**TASK TO COMPLETE**
Filter the lines below, copying only those with the string "ylabel".
____________
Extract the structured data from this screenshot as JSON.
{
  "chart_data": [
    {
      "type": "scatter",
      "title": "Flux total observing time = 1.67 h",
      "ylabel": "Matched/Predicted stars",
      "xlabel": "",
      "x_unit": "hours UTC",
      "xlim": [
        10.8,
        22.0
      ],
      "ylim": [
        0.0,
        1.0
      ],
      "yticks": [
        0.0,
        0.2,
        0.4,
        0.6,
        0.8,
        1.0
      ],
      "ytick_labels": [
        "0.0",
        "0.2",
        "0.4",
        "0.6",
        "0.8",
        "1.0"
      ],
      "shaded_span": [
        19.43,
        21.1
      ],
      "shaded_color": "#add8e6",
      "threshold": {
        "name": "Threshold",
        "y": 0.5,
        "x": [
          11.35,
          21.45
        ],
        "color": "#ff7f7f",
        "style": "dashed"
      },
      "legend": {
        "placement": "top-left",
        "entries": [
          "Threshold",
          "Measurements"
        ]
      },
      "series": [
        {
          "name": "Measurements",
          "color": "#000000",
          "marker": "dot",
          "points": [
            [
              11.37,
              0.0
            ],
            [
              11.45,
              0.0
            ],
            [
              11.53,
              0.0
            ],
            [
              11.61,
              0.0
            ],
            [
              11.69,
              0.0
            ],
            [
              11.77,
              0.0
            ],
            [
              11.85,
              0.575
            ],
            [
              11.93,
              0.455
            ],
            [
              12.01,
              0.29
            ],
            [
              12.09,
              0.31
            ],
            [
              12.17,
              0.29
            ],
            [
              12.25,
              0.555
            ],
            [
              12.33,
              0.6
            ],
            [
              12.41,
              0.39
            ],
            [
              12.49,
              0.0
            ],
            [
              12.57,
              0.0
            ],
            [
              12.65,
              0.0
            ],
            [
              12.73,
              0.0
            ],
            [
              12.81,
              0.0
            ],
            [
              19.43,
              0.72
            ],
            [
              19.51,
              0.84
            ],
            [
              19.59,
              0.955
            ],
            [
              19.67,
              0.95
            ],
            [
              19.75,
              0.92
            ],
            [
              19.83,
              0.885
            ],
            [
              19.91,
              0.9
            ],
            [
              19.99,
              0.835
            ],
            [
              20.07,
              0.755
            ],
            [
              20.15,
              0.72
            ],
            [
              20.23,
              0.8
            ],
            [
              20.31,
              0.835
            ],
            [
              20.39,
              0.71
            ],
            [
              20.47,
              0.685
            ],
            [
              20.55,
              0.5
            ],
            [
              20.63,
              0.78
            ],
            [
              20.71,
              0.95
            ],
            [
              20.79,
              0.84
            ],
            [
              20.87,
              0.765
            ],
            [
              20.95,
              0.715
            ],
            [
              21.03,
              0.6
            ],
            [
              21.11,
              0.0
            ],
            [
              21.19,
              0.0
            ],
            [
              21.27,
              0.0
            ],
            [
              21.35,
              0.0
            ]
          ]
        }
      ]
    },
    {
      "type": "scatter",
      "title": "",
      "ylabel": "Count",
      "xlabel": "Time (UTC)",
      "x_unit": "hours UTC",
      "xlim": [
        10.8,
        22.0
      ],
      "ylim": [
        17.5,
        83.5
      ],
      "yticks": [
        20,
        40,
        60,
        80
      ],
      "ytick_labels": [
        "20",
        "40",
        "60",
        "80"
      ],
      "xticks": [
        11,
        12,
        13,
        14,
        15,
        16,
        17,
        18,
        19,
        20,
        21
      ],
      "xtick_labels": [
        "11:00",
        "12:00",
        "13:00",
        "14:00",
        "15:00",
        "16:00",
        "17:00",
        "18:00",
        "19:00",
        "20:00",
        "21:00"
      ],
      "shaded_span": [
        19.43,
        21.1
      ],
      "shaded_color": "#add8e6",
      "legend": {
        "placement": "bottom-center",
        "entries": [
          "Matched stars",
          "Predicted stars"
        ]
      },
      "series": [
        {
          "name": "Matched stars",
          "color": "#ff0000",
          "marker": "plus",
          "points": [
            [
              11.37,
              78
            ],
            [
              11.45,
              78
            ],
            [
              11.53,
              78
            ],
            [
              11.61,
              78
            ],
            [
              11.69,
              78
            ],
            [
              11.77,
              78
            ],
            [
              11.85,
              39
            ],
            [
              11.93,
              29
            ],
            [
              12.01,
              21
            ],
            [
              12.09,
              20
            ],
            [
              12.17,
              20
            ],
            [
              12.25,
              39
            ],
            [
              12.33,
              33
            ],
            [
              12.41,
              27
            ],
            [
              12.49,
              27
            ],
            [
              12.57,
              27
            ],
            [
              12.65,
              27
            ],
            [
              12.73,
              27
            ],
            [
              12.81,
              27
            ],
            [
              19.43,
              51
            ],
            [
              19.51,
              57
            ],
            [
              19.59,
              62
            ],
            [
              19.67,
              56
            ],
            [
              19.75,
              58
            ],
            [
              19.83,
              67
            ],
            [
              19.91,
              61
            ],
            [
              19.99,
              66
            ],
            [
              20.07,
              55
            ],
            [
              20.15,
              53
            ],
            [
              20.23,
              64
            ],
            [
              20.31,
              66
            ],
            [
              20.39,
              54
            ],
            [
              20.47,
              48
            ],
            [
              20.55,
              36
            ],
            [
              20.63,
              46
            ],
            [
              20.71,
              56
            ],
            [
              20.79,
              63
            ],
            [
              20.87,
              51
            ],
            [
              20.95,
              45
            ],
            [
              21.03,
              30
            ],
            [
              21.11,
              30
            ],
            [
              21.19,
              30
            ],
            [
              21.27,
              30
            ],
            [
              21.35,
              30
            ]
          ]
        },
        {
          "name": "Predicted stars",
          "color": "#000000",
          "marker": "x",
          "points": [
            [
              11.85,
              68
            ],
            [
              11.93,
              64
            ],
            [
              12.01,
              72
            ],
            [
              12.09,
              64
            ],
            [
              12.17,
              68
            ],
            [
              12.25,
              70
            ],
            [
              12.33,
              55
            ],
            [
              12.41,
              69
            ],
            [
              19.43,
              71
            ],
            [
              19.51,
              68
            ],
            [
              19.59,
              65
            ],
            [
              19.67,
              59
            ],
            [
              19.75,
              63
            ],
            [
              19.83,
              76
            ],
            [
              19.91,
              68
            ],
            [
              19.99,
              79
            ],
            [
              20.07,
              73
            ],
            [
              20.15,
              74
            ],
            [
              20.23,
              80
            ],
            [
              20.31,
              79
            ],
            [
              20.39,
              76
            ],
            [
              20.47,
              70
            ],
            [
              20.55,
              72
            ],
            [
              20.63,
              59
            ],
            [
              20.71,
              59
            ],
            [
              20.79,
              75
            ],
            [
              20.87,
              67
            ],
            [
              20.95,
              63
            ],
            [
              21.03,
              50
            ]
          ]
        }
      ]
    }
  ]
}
____________
**CORRECT OUTPUT**
      "ylabel": "Matched/Predicted stars",
      "ylabel": "Count",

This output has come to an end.